◆ **To be done**
Tally up the lines where the string "cantilever" appears; reply with the number only.

◆ **Excerpted records**
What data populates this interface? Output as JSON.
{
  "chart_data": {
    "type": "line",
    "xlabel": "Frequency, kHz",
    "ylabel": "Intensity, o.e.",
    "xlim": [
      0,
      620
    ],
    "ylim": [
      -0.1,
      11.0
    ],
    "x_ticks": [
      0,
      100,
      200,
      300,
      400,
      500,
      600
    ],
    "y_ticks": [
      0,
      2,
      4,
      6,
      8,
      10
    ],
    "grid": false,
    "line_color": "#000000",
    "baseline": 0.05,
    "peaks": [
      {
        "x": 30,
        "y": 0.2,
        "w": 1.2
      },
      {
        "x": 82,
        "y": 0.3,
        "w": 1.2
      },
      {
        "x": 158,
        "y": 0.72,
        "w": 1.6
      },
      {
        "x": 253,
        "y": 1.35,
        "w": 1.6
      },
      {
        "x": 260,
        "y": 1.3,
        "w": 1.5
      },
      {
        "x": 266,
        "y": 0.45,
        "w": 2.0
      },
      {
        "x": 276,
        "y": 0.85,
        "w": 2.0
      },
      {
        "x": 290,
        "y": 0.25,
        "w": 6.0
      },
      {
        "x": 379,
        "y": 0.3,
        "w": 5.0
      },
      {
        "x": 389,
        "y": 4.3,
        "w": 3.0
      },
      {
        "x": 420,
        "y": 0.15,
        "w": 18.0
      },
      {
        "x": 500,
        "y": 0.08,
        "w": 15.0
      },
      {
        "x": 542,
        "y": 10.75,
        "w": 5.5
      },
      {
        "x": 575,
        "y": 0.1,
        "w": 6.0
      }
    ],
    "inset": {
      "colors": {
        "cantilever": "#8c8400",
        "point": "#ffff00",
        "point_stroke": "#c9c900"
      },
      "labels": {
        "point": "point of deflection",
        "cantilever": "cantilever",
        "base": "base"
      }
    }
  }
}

◆ **Response for this exercise**
2